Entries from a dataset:
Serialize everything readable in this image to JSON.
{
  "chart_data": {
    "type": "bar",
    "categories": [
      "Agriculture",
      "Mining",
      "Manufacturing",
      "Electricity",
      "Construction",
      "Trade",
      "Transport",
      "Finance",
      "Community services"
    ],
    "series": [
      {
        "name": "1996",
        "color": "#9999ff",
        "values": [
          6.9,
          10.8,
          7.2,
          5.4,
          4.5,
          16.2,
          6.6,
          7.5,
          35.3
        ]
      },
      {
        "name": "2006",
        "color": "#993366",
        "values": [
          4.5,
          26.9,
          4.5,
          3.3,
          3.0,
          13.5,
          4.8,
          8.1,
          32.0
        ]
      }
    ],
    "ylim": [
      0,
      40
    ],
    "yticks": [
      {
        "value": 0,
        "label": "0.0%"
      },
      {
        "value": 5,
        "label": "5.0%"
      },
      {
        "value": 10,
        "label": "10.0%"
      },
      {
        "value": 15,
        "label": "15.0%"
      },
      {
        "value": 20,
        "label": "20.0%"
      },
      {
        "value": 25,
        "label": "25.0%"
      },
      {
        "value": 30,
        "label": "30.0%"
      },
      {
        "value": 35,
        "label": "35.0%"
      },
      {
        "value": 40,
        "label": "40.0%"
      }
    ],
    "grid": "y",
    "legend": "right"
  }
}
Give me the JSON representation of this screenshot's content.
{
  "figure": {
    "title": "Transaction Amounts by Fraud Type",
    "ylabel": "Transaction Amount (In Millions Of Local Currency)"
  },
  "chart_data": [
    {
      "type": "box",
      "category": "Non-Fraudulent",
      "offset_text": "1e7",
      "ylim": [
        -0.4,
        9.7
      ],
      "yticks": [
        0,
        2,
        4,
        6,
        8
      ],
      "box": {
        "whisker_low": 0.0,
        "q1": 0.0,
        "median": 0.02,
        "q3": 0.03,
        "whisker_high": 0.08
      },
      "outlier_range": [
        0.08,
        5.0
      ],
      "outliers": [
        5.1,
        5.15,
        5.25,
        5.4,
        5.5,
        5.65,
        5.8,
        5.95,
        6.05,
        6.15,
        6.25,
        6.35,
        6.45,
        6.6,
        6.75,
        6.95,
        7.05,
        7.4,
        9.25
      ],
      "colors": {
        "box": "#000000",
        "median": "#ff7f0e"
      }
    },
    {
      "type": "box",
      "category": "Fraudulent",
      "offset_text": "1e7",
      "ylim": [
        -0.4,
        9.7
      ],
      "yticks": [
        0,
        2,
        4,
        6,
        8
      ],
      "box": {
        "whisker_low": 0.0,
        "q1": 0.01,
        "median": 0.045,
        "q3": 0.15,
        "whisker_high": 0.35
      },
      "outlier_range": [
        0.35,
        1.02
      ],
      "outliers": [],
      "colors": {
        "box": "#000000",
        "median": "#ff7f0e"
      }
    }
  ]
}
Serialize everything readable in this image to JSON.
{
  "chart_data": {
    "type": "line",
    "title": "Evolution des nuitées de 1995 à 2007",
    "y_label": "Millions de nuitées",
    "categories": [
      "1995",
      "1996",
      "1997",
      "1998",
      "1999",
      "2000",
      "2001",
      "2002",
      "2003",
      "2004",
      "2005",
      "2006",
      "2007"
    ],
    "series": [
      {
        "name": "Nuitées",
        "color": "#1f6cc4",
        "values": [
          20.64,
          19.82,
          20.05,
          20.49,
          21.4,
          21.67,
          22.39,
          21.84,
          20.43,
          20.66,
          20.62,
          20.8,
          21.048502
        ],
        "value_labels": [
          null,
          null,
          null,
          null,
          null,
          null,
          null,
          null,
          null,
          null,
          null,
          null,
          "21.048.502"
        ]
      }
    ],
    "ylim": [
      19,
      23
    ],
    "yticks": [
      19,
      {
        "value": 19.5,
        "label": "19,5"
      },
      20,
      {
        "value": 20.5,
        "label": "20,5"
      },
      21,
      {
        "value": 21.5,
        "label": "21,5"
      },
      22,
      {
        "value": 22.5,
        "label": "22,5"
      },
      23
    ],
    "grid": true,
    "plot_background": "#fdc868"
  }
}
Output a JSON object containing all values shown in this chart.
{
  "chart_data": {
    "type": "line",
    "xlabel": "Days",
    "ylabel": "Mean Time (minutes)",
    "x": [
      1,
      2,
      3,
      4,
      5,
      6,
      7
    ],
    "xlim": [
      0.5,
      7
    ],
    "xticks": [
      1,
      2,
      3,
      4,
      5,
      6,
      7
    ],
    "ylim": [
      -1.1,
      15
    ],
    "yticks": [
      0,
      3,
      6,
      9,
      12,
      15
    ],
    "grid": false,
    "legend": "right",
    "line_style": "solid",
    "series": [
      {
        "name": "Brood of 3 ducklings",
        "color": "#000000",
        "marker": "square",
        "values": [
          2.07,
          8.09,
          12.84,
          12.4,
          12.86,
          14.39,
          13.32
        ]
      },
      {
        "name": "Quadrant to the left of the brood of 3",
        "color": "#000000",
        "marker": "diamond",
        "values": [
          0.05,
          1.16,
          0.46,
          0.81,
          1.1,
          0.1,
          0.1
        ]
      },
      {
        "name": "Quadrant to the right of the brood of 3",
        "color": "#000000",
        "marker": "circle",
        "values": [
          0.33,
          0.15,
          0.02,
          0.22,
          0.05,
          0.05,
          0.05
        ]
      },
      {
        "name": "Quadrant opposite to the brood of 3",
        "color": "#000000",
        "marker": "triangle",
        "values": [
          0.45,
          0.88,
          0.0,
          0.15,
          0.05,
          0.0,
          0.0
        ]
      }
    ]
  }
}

- **DIRECTIVE**:
Every line of the records above needs to be given again exactly.

- **THE RESPONSE**:
Serialize everything readable in this image to JSON.
{
  "chart_data": {
    "type": "bar",
    "categories": [
      "Agriculture",
      "Mining",
      "Manufacturing",
      "Electricity",
      "Construction",
      "Trade",
      "Transport",
      "Finance",
      "Community services"
    ],
    "series": [
      {
        "name": "1996",
        "color": "#9999ff",
        "values": [
          6.9,
          10.8,
          7.2,
          5.4,
          4.5,
          16.2,
          6.6,
          7.5,
          35.3
        ]
      },
      {
        "name": "2006",
        "color": "#993366",
        "values": [
          4.5,
          26.9,
          4.5,
          3.3,
          3.0,
          13.5,
          4.8,
          8.1,
          32.0
        ]
      }
    ],
    "ylim": [
      0,
      40
    ],
    "yticks": [
      {
        "value": 0,
        "label": "0.0%"
      },
      {
        "value": 5,
        "label": "5.0%"
      },
      {
        "value": 10,
        "label": "10.0%"
      },
      {
        "value": 15,
        "label": "15.0%"
      },
      {
        "value": 20,
        "label": "20.0%"
      },
      {
        "value": 25,
        "label": "25.0%"
      },
      {
        "value": 30,
        "label": "30.0%"
      },
      {
        "value": 35,
        "label": "35.0%"
      },
      {
        "value": 40,
        "label": "40.0%"
      }
    ],
    "grid": "y",
    "legend": "right"
  }
}
Give me the JSON representation of this screenshot's content.
{
  "figure": {
    "title": "Transaction Amounts by Fraud Type",
    "ylabel": "Transaction Amount (In Millions Of Local Currency)"
  },
  "chart_data": [
    {
      "type": "box",
      "category": "Non-Fraudulent",
      "offset_text": "1e7",
      "ylim": [
        -0.4,
        9.7
      ],
      "yticks": [
        0,
        2,
        4,
        6,
        8
      ],
      "box": {
        "whisker_low": 0.0,
        "q1": 0.0,
        "median": 0.02,
        "q3": 0.03,
        "whisker_high": 0.08
      },
      "outlier_range": [
        0.08,
        5.0
      ],
      "outliers": [
        5.1,
        5.15,
        5.25,
        5.4,
        5.5,
        5.65,
        5.8,
        5.95,
        6.05,
        6.15,
        6.25,
        6.35,
        6.45,
        6.6,
        6.75,
        6.95,
        7.05,
        7.4,
        9.25
      ],
      "colors": {
        "box": "#000000",
        "median": "#ff7f0e"
      }
    },
    {
      "type": "box",
      "category": "Fraudulent",
      "offset_text": "1e7",
      "ylim": [
        -0.4,
        9.7
      ],
      "yticks": [
        0,
        2,
        4,
        6,
        8
      ],
      "box": {
        "whisker_low": 0.0,
        "q1": 0.01,
        "median": 0.045,
        "q3": 0.15,
        "whisker_high": 0.35
      },
      "outlier_range": [
        0.35,
        1.02
      ],
      "outliers": [],
      "colors": {
        "box": "#000000",
        "median": "#ff7f0e"
      }
    }
  ]
}
Serialize everything readable in this image to JSON.
{
  "chart_data": {
    "type": "line",
    "title": "Evolution des nuitées de 1995 à 2007",
    "y_label": "Millions de nuitées",
    "categories": [
      "1995",
      "1996",
      "1997",
      "1998",
      "1999",
      "2000",
      "2001",
      "2002",
      "2003",
      "2004",
      "2005",
      "2006",
      "2007"
    ],
    "series": [
      {
        "name": "Nuitées",
        "color": "#1f6cc4",
        "values": [
          20.64,
          19.82,
          20.05,
          20.49,
          21.4,
          21.67,
          22.39,
          21.84,
          20.43,
          20.66,
          20.62,
          20.8,
          21.048502
        ],
        "value_labels": [
          null,
          null,
          null,
          null,
          null,
          null,
          null,
          null,
          null,
          null,
          null,
          null,
          "21.048.502"
        ]
      }
    ],
    "ylim": [
      19,
      23
    ],
    "yticks": [
      19,
      {
        "value": 19.5,
        "label": "19,5"
      },
      20,
      {
        "value": 20.5,
        "label": "20,5"
      },
      21,
      {
        "value": 21.5,
        "label": "21,5"
      },
      22,
      {
        "value": 22.5,
        "label": "22,5"
      },
      23
    ],
    "grid": true,
    "plot_background": "#fdc868"
  }
}
Output a JSON object containing all values shown in this chart.
{
  "chart_data": {
    "type": "line",
    "xlabel": "Days",
    "ylabel": "Mean Time (minutes)",
    "x": [
      1,
      2,
      3,
      4,
      5,
      6,
      7
    ],
    "xlim": [
      0.5,
      7
    ],
    "xticks": [
      1,
      2,
      3,
      4,
      5,
      6,
      7
    ],
    "ylim": [
      -1.1,
      15
    ],
    "yticks": [
      0,
      3,
      6,
      9,
      12,
      15
    ],
    "grid": false,
    "legend": "right",
    "line_style": "solid",
    "series": [
      {
        "name": "Brood of 3 ducklings",
        "color": "#000000",
        "marker": "square",
        "values": [
          2.07,
          8.09,
          12.84,
          12.4,
          12.86,
          14.39,
          13.32
        ]
      },
      {
        "name": "Quadrant to the left of the brood of 3",
        "color": "#000000",
        "marker": "diamond",
        "values": [
          0.05,
          1.16,
          0.46,
          0.81,
          1.1,
          0.1,
          0.1
        ]
      },
      {
        "name": "Quadrant to the right of the brood of 3",
        "color": "#000000",
        "marker": "circle",
        "values": [
          0.33,
          0.15,
          0.02,
          0.22,
          0.05,
          0.05,
          0.05
        ]
      },
      {
        "name": "Quadrant opposite to the brood of 3",
        "color": "#000000",
        "marker": "triangle",
        "values": [
          0.45,
          0.88,
          0.0,
          0.15,
          0.05,
          0.0,
          0.0
        ]
      }
    ]
  }
}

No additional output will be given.